[Record list]
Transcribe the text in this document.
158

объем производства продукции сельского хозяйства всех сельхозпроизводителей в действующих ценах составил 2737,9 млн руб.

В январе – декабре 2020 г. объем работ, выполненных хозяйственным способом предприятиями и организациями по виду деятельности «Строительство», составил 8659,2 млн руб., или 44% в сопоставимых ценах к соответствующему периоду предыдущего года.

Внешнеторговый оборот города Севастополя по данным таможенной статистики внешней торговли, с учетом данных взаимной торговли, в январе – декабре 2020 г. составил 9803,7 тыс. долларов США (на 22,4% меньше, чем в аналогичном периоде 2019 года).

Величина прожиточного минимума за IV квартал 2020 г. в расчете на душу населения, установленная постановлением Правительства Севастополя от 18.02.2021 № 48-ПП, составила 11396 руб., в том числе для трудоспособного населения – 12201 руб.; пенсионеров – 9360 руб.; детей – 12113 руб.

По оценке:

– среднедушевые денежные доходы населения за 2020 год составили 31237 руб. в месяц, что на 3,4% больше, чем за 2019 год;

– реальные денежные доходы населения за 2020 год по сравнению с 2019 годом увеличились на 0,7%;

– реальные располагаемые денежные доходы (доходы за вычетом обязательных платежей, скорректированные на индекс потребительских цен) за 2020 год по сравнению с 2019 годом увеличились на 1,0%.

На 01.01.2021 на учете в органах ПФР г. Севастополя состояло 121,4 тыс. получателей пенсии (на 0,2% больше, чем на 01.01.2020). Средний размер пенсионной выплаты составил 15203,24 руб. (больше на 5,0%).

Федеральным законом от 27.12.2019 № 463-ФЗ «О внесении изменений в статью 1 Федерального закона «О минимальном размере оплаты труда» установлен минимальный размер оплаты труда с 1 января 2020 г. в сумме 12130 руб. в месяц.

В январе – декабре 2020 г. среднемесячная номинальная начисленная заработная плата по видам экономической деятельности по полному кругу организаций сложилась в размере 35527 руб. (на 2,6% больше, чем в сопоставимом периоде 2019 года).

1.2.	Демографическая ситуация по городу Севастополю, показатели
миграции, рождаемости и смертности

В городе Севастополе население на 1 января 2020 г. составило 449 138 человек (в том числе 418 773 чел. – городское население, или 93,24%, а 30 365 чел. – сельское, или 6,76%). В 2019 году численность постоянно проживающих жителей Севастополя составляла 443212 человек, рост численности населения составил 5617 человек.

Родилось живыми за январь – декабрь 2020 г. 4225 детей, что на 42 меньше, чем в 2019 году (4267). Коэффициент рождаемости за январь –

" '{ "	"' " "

[Problem description] For the entries above, state how many lines contain the word "реальные". Provide the number by itself.

[Solution to this problem] 2